» **PROVIDED MATERIAL**
______

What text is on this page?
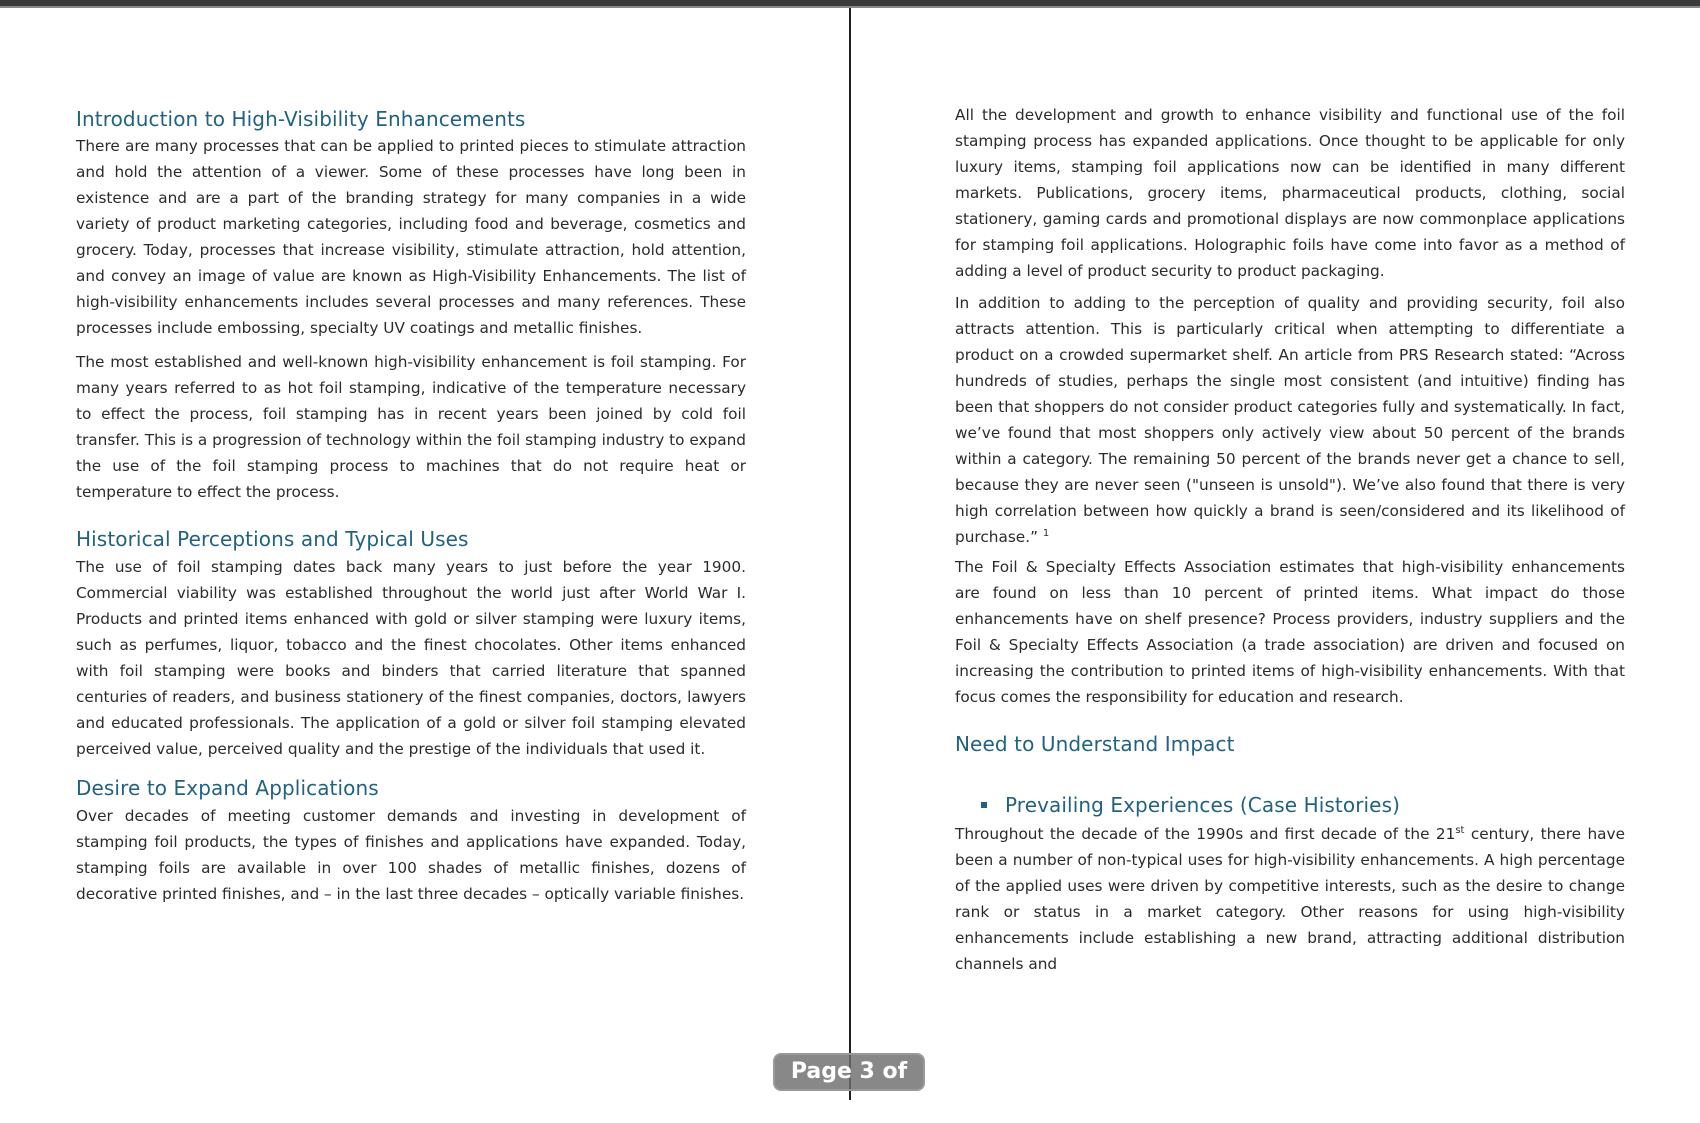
Introduction to High-Visibility Enhancements

There are many processes that can be applied to printed pieces to stimulate attraction and hold the attention of a viewer. Some of these processes have long been in existence and are a part of the branding strategy for many companies in a wide variety of product marketing categories, including food and beverage, cosmetics and grocery. Today, processes that increase visibility, stimulate attraction, hold attention, and convey an image of value are known as High-Visibility Enhancements. The list of high-visibility enhancements includes several processes and many references. These processes include embossing, specialty UV coatings and metallic finishes.

The most established and well-known high-visibility enhancement is foil stamping. For many years referred to as hot foil stamping, indicative of the temperature necessary to effect the process, foil stamping has in recent years been joined by cold foil transfer. This is a progression of technology within the foil stamping industry to expand the use of the foil stamping process to machines that do not require heat or temperature to effect the process.

Historical Perceptions and Typical Uses

The use of foil stamping dates back many years to just before the year 1900. Commercial viability was established throughout the world just after World War I. Products and printed items enhanced with gold or silver stamping were luxury items, such as perfumes, liquor, tobacco and the finest chocolates. Other items enhanced with foil stamping were books and binders that carried literature that spanned centuries of readers, and business stationery of the finest companies, doctors, lawyers and educated professionals. The application of a gold or silver foil stamping elevated perceived value, perceived quality and the prestige of the individuals that used it.

Desire to Expand Applications

Over decades of meeting customer demands and investing in development of stamping foil products, the types of finishes and applications have expanded. Today, stamping foils are available in over 100 shades of metallic finishes, dozens of decorative printed finishes, and – in the last three decades – optically variable finishes.

All the development and growth to enhance visibility and functional use of the foil stamping process has expanded applications. Once thought to be applicable for only luxury items, stamping foil applications now can be identified in many different markets. Publications, grocery items, pharmaceutical products, clothing, social stationery, gaming cards and promotional displays are now commonplace applications for stamping foil applications. Holographic foils have come into favor as a method of adding a level of product security to product packaging.

In addition to adding to the perception of quality and providing security, foil also attracts attention. This is particularly critical when attempting to differentiate a product on a crowded supermarket shelf. An article from PRS Research stated: “Across hundreds of studies, perhaps the single most consistent (and intuitive) finding has been that shoppers do not consider product categories fully and systematically. In fact, we’ve found that most shoppers only actively view about 50 percent of the brands within a category. The remaining 50 percent of the brands never get a chance to sell, because they are never seen ("unseen is unsold"). We’ve also found that there is very high correlation between how quickly a brand is seen/considered and its likelihood of purchase.” $^1$

The Foil & Specialty Effects Association estimates that high-visibility enhancements are found on less than 10 percent of printed items. What impact do those enhancements have on shelf presence? Process providers, industry suppliers and the Foil & Specialty Effects Association (a trade association) are driven and focused on increasing the contribution to printed items of high-visibility enhancements. With that focus comes the responsibility for education and research.

Need to Understand Impact
Prevailing Experiences (Case Histories)

Throughout the decade of the 1990s and first decade of the 21st century, there have been a number of non-typical uses for high-visibility enhancements. A high percentage of the applied uses were driven by competitive interests, such as the desire to change rank or status in a market category. Other reasons for using high-visibility enhancements include establishing a new brand, attracting additional distribution channels and

Page 3 of 11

______

» **TASK DETAILS**
Keep only those lines of the records that hold "known", and return them.

» **SOLUTION TO THIS TASK**
There are many processes that can be applied to printed pieces to stimulate attraction and hold the attention of a viewer. Some of these processes have long been in existence and are a part of the branding strategy for many companies in a wide variety of product marketing categories, including food and beverage, cosmetics and grocery. Today, processes that increase visibility, stimulate attraction, hold attention, and convey an image of value are known as High-Visibility Enhancements. The list of high-visibility enhancements includes several processes and many references. These processes include embossing, specialty UV coatings and metallic finishes.
The most established and well-known high-visibility enhancement is foil stamping. For many years referred to as hot foil stamping, indicative of the temperature necessary to effect the process, foil stamping has in recent years been joined by cold foil transfer. This is a progression of technology within the foil stamping industry to expand the use of the foil stamping process to machines that do not require heat or temperature to effect the process.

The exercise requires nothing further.